Stated task |
In the records below, find each line with the word "text" and copy it.

Available data |

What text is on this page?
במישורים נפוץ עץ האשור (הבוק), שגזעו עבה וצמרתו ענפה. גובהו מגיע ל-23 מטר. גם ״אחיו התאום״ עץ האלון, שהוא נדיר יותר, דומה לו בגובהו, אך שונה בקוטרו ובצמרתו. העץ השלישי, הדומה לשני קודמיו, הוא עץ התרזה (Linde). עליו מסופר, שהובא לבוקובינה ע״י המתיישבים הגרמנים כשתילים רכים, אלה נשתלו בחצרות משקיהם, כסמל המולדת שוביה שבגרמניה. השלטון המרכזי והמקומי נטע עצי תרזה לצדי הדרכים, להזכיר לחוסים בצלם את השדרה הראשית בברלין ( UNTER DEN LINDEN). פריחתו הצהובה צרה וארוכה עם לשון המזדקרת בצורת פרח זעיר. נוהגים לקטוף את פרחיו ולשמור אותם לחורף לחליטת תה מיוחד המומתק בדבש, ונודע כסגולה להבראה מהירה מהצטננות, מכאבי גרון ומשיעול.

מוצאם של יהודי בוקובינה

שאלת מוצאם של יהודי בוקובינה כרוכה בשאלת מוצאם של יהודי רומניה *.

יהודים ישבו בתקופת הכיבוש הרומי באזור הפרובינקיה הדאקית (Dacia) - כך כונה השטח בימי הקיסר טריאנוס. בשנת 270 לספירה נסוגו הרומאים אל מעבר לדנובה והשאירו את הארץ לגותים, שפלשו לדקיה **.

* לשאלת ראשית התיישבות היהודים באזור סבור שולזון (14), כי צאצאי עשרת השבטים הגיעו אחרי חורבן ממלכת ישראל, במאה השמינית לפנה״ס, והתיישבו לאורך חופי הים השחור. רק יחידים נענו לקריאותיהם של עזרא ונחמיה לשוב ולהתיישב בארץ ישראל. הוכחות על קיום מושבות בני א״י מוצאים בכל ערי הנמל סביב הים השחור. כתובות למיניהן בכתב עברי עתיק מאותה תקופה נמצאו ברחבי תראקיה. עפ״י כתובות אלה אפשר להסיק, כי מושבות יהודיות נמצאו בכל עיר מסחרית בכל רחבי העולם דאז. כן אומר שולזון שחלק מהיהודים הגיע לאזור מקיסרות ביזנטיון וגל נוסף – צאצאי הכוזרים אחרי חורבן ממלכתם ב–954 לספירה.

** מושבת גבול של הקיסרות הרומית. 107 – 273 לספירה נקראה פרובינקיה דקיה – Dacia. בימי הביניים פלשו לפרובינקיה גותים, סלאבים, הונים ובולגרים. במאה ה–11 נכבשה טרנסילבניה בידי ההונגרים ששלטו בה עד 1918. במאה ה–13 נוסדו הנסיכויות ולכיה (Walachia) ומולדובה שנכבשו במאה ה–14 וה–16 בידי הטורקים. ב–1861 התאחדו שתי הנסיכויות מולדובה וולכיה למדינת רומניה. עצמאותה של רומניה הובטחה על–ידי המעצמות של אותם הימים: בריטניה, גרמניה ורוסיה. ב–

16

==

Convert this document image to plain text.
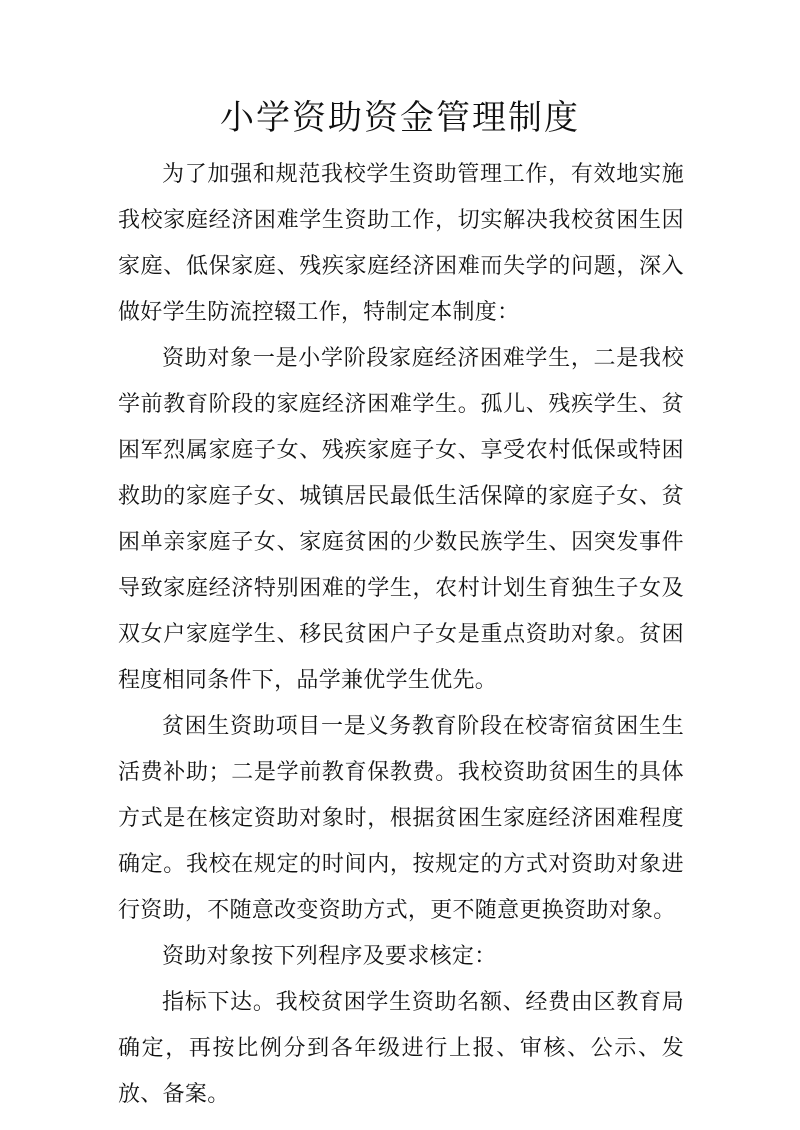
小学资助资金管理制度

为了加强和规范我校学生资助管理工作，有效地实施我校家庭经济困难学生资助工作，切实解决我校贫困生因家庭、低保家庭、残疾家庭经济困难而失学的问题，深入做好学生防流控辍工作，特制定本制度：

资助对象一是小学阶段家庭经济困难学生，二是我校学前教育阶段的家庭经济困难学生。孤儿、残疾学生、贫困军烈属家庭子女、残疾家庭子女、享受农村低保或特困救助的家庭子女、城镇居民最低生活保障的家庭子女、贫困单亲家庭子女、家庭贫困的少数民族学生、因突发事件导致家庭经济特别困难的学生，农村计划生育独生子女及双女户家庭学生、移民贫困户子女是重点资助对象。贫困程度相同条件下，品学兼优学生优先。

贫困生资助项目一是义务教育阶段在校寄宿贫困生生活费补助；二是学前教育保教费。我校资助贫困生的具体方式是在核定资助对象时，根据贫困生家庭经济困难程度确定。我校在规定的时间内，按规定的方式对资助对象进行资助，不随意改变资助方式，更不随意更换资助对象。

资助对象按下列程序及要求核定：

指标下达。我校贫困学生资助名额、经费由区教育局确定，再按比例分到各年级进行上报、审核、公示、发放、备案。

Written solution |
What text is on this page?
Convert this document image to plain text.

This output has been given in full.